• _Exercise_
Turn the lines of the items into a JSON list of strings with one string per line, starting at the beginning of the items and ending at the line containing "The fan 8 is at (442, 405).", skipping blank lines and leaving out the pictures.

• _Input_
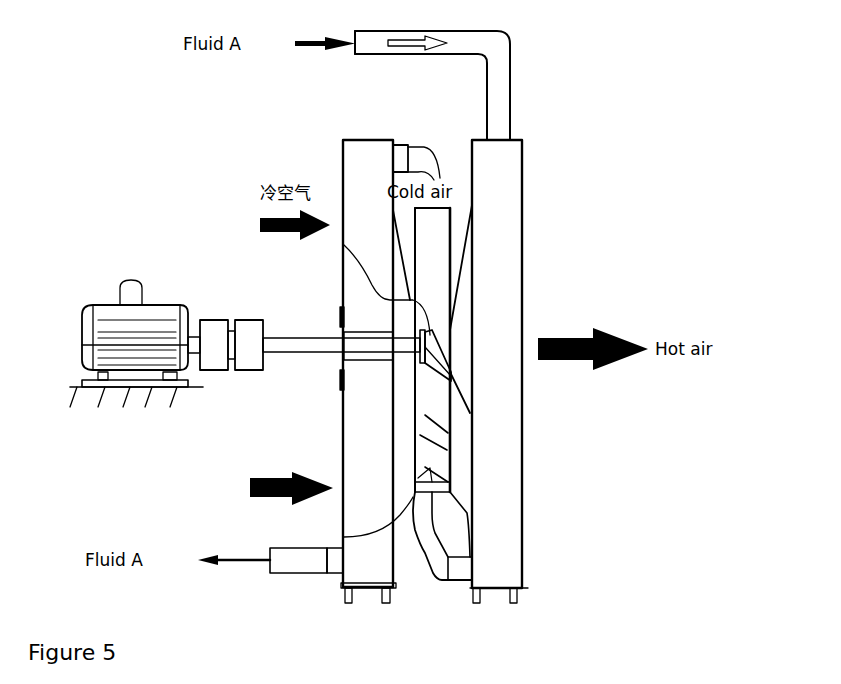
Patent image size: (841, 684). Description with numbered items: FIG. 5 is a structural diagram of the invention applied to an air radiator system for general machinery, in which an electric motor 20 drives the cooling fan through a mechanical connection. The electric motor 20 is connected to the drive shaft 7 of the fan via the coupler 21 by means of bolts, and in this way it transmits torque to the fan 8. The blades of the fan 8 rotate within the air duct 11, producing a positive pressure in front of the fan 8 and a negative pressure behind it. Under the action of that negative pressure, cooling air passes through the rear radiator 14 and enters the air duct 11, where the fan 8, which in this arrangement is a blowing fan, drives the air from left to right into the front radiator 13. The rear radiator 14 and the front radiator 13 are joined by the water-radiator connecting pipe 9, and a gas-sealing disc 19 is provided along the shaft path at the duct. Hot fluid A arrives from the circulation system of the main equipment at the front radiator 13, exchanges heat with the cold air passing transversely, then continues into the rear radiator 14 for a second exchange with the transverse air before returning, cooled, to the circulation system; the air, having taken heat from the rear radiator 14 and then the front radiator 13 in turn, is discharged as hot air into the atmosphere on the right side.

The drive shaft of the fan 7 is at (308, 343).
The fan 8 is at (442, 405).
The water-radiator connecting pipe 9 is at (468, 190).
The air duct 11 is at (438, 242).
The front radiator 13 is at (490, 158).
The rear radiator 14 is at (370, 185).
The gas-sealing disc 19 is at (397, 325).
The electric motor 20 is at (175, 315).
The coupler 21 is at (247, 330).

• _Result of the exercise_
[
  "Patent image size: (841, 684). Description with numbered items: FIG. 5 is a structural diagram of the invention applied to an air radiator system for general machinery, in which an electric motor 20 drives the cooling fan through a mechanical connection. The electric motor 20 is connected to the drive shaft 7 of the fan via the coupler 21 by means of bolts, and in this way it transmits torque to the fan 8. The blades of the fan 8 rotate within the air duct 11, producing a positive pressure in front of the fan 8 and a negative pressure behind it. Under the action of that negative pressure, cooling air passes through the rear radiator 14 and enters the air duct 11, where the fan 8, which in this arrangement is a blowing fan, drives the air from left to right into the front radiator 13. The rear radiator 14 and the front radiator 13 are joined by the water-radiator connecting pipe 9, and a gas-sealing disc 19 is provided along the shaft path at the duct. Hot fluid A arrives from the circulation system of the main equipment at the front radiator 13, exchanges heat with the cold air passing transversely, then continues into the rear radiator 14 for a second exchange with the transverse air before returning, cooled, to the circulation system; the air, having taken heat from the rear radiator 14 and then the front radiator 13 in turn, is discharged as hot air into the atmosphere on the right side.",
  "The drive shaft of the fan 7 is at (308, 343).",
  "The fan 8 is at (442, 405)."
]